--- DATA TO USE ---
-=-=-
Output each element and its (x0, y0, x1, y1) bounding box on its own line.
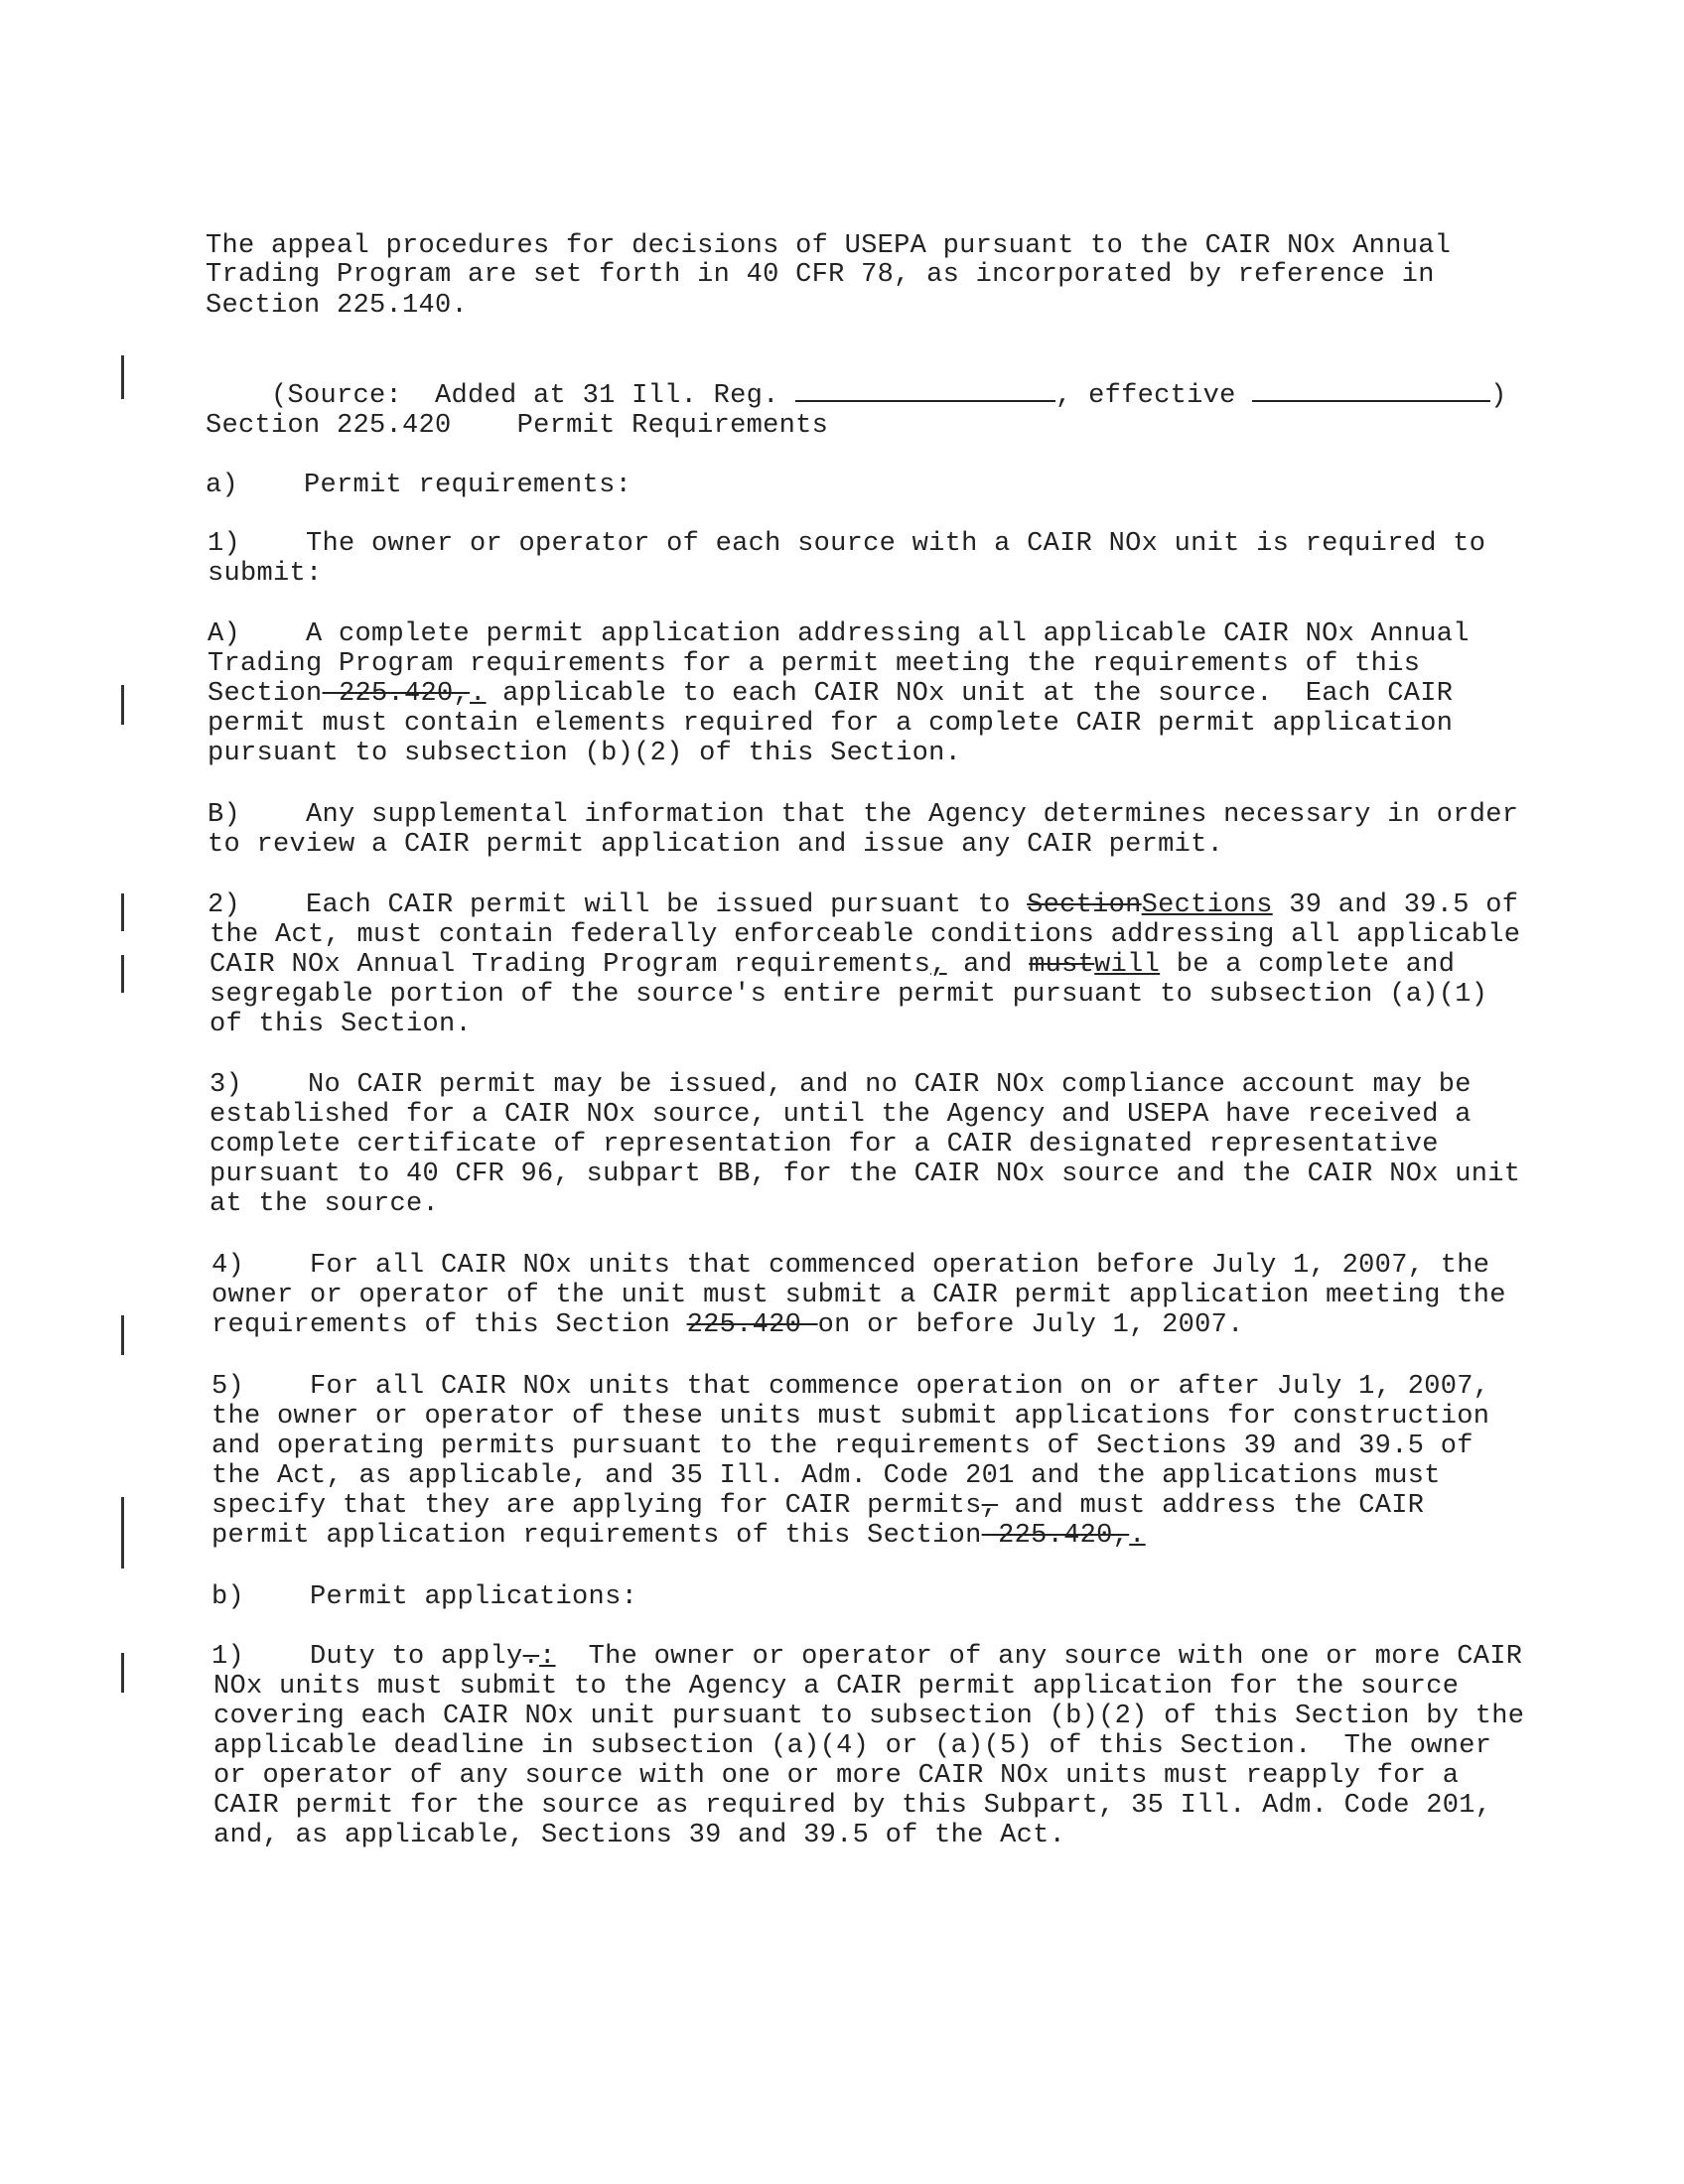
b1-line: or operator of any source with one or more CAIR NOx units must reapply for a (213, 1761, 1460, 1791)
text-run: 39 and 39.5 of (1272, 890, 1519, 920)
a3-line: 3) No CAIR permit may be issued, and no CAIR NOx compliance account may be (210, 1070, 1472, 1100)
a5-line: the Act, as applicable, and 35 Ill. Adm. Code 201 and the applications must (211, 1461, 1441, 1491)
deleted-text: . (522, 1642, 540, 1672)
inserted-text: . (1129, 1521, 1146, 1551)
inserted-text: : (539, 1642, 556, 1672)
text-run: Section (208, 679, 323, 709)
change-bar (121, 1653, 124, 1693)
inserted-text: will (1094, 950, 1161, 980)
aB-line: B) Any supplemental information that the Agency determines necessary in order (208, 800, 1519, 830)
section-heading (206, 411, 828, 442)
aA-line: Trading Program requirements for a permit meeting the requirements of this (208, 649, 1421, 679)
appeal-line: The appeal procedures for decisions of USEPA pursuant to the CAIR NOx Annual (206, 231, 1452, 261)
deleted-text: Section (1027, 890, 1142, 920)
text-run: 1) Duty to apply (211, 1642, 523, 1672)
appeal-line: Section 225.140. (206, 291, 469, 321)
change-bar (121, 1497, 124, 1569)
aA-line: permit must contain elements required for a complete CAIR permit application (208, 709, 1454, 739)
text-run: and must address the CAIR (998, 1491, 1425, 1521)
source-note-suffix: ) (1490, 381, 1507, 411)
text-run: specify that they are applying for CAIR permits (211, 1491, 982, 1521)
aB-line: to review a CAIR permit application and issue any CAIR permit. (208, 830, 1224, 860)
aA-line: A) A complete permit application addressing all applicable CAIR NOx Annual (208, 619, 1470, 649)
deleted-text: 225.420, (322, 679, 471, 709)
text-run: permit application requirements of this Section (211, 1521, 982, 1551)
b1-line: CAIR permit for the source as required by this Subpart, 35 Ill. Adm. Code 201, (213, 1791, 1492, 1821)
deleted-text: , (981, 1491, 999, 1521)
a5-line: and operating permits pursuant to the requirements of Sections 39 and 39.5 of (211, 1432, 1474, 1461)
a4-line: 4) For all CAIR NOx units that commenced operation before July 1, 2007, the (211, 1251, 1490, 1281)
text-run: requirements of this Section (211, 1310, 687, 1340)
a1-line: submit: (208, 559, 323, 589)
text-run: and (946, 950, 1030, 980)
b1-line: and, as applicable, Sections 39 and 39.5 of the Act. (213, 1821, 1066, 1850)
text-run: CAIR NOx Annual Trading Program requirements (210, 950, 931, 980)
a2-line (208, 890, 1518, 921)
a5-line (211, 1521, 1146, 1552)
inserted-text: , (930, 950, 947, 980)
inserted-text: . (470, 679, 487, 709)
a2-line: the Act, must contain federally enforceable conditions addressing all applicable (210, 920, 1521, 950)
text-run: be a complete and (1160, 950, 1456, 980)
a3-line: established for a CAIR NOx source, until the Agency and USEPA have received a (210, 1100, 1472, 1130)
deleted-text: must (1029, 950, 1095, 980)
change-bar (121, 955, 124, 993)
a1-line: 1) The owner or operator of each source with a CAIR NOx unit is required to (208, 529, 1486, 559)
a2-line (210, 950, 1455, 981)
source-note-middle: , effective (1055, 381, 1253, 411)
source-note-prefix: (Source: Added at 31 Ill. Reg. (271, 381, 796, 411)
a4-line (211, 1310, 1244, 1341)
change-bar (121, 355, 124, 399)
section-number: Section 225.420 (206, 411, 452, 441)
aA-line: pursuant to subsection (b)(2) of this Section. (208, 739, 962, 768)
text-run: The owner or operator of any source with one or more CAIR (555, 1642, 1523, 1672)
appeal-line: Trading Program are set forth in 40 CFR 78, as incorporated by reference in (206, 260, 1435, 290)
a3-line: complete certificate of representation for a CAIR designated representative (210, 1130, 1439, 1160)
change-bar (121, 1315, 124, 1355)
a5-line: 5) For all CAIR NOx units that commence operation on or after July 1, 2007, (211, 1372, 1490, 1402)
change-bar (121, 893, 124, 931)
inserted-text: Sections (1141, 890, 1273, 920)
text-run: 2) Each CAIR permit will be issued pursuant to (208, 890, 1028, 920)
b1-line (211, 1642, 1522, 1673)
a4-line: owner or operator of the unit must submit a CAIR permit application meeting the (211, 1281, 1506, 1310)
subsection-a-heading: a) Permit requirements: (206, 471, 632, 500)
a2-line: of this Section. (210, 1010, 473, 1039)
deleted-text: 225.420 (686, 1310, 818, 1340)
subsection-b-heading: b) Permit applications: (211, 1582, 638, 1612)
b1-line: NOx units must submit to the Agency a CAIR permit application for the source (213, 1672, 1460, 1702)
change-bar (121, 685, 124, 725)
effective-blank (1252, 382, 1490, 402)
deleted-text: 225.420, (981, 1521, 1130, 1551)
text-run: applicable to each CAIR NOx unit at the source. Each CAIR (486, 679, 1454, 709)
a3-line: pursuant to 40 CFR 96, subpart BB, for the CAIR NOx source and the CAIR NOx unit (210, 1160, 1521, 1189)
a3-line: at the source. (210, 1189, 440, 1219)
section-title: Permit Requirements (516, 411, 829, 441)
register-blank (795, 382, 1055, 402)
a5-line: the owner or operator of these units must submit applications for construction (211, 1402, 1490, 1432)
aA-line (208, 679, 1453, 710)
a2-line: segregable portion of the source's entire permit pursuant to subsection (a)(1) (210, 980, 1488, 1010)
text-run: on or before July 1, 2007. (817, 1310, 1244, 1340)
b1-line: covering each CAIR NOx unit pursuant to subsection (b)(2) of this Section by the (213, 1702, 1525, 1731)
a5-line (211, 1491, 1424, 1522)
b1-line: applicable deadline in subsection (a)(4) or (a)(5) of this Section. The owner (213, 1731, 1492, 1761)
-=-=-
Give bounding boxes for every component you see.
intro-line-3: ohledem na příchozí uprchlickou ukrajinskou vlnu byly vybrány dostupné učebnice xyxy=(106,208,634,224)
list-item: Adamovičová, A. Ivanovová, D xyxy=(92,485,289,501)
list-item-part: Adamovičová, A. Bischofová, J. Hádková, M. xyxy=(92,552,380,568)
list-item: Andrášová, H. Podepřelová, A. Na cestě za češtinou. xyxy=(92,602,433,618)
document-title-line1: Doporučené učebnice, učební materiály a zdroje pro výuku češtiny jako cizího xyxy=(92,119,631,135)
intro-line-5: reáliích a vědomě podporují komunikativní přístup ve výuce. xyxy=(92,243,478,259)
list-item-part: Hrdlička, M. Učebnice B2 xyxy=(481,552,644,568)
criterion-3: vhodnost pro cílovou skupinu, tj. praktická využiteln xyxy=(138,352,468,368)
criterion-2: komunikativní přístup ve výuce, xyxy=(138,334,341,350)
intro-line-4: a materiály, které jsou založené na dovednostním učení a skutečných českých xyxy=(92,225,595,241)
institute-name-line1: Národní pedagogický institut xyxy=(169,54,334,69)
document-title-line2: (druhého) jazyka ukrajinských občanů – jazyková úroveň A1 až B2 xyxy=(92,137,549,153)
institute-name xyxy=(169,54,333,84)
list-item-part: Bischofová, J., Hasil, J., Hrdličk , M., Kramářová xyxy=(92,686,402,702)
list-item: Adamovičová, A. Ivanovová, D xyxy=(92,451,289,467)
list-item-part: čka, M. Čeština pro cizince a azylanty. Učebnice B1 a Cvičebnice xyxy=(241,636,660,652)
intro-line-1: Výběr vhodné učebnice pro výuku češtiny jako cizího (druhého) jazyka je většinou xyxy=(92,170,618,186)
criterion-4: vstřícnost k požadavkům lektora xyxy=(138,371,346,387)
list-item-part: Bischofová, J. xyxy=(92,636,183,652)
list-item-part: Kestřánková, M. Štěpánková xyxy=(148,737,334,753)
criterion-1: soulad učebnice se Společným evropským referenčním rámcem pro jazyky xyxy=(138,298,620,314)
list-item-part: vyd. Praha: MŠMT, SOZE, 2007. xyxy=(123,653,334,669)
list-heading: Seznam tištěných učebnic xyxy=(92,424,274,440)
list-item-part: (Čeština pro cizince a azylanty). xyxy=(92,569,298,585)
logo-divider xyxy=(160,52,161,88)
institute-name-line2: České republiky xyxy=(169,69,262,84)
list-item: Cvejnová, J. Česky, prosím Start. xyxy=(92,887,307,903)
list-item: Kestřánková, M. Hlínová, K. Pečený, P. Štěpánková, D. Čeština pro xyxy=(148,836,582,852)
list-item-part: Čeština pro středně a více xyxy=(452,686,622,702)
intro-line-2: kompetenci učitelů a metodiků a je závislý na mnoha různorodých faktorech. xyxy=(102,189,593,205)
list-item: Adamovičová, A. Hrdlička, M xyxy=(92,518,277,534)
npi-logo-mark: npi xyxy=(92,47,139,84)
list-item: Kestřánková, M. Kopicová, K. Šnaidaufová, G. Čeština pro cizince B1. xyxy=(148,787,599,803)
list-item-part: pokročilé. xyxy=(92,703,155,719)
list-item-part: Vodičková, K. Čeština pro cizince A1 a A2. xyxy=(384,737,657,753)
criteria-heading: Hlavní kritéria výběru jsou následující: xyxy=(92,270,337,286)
-=-=-
--- INSTRUCTION ---
Copy the rows above verbatim, beginning at the row that contains "Give bounding boxes" and stopping after the row that contains "list-item-part: Hrdlička, M.".

--- OUTPUT FOR THIS TASK ---
Give bounding boxes for every component you see.
intro-line-3: ohledem na příchozí uprchlickou ukrajinskou vlnu byly vybrány dostupné učebnice xyxy=(106,208,634,224)
list-item: Adamovičová, A. Ivanovová, D xyxy=(92,485,289,501)
list-item-part: Adamovičová, A. Bischofová, J. Hádková, M. xyxy=(92,552,380,568)
list-item: Andrášová, H. Podepřelová, A. Na cestě za češtinou. xyxy=(92,602,433,618)
document-title-line1: Doporučené učebnice, učební materiály a zdroje pro výuku češtiny jako cizího xyxy=(92,119,631,135)
intro-line-5: reáliích a vědomě podporují komunikativní přístup ve výuce. xyxy=(92,243,478,259)
list-item-part: Hrdlička, M. Učebnice B2 xyxy=(481,552,644,568)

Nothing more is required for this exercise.